Direction> Where a line holds "Show", copy it.
□ □ □ □
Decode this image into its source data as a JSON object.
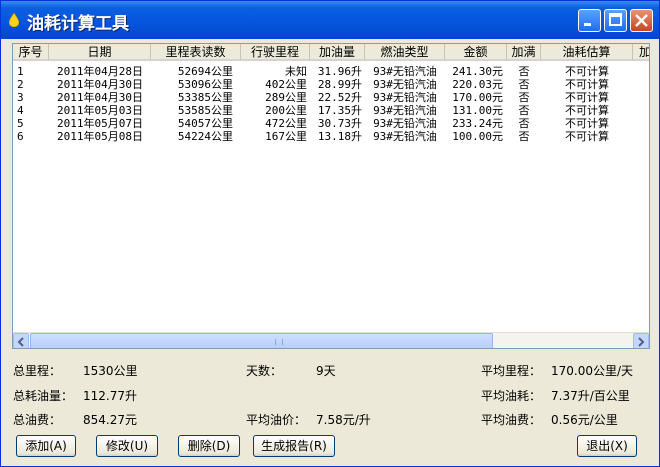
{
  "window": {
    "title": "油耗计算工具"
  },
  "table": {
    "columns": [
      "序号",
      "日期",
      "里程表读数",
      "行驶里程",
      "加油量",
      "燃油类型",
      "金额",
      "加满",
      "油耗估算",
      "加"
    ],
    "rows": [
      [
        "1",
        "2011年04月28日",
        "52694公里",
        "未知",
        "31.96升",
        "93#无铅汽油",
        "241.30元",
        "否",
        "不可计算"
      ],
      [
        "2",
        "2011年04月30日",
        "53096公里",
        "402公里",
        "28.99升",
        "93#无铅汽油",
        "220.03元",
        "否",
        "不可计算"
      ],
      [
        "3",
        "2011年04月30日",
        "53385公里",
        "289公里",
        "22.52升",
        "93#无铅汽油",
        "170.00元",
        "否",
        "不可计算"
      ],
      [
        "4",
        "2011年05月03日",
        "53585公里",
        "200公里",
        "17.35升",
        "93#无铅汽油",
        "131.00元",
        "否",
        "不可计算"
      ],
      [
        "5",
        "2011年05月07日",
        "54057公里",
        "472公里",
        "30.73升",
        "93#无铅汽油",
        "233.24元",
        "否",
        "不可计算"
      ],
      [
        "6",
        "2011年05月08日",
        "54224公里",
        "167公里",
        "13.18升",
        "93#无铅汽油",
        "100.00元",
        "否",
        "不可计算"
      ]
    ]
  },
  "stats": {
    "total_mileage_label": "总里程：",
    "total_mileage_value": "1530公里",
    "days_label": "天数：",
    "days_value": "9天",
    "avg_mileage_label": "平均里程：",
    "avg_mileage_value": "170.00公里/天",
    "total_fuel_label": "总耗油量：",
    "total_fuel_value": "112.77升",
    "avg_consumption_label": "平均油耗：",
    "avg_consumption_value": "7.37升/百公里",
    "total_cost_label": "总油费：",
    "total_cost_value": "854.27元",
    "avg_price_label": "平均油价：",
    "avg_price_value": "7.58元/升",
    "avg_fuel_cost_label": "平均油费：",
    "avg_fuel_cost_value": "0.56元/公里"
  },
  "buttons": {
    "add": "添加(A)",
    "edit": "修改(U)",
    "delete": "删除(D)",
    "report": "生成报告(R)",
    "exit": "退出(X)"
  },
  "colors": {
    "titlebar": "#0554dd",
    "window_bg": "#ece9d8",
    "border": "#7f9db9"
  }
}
□ □ □ □
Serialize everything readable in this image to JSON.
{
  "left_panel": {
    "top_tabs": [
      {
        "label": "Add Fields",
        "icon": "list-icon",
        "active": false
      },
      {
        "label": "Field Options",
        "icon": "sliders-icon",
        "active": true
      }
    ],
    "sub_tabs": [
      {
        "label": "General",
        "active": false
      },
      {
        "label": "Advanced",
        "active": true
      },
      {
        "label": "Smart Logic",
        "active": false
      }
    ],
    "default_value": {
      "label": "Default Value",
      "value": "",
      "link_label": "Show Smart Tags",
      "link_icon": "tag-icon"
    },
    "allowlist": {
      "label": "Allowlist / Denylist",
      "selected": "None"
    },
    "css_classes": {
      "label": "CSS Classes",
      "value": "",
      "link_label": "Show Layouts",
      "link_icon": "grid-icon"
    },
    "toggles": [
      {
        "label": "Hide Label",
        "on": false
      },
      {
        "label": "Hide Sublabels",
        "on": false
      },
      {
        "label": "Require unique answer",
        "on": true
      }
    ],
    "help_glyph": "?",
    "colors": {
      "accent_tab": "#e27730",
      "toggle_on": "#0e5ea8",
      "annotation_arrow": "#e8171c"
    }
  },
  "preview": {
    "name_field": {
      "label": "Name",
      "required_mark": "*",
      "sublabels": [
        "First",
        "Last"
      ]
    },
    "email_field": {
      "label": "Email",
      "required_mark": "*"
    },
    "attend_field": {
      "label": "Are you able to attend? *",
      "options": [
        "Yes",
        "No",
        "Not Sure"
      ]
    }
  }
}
□ □ □ □
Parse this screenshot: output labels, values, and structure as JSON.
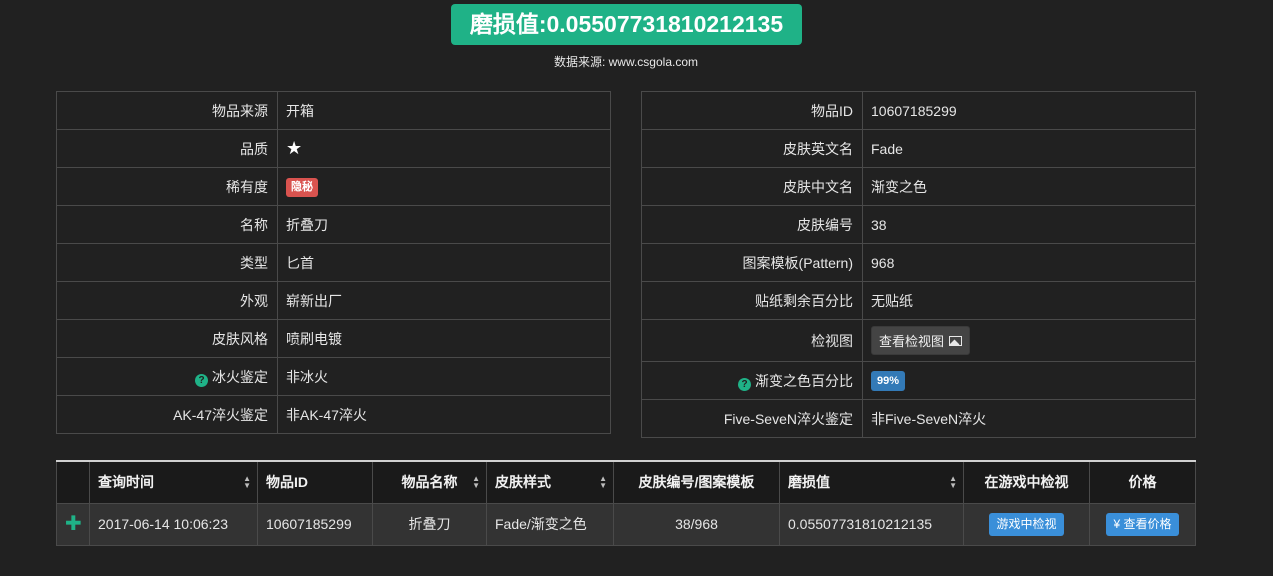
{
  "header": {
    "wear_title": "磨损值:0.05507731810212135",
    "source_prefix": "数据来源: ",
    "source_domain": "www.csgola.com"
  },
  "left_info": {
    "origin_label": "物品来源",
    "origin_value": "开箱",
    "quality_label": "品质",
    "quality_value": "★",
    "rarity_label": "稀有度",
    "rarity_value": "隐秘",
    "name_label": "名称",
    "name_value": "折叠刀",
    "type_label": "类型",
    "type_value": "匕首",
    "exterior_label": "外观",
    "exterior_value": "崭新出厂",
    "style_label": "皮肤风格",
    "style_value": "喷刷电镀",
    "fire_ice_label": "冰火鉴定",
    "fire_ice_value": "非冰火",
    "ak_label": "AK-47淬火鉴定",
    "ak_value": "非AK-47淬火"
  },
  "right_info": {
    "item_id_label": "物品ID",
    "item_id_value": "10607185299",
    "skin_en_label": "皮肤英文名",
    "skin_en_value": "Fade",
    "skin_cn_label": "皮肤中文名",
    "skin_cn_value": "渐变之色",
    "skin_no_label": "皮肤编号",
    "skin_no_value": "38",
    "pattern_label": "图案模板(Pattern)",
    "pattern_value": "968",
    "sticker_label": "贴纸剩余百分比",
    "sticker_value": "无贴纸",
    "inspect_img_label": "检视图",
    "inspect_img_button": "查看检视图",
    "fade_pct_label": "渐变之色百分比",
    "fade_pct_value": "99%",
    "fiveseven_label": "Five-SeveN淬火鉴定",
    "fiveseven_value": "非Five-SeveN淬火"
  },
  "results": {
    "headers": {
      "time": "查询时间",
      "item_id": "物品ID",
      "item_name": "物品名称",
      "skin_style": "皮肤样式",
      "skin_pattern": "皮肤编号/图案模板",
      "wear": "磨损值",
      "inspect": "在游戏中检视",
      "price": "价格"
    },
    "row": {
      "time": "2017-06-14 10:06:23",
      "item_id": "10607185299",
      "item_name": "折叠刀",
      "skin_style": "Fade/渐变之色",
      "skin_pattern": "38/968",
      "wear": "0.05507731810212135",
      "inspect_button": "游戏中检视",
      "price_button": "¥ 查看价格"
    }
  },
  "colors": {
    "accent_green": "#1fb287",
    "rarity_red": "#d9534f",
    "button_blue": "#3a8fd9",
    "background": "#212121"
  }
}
□ □ □ □
Task output>
      "link_label": "Show Smart Tags",
      "link_label": "Show Layouts",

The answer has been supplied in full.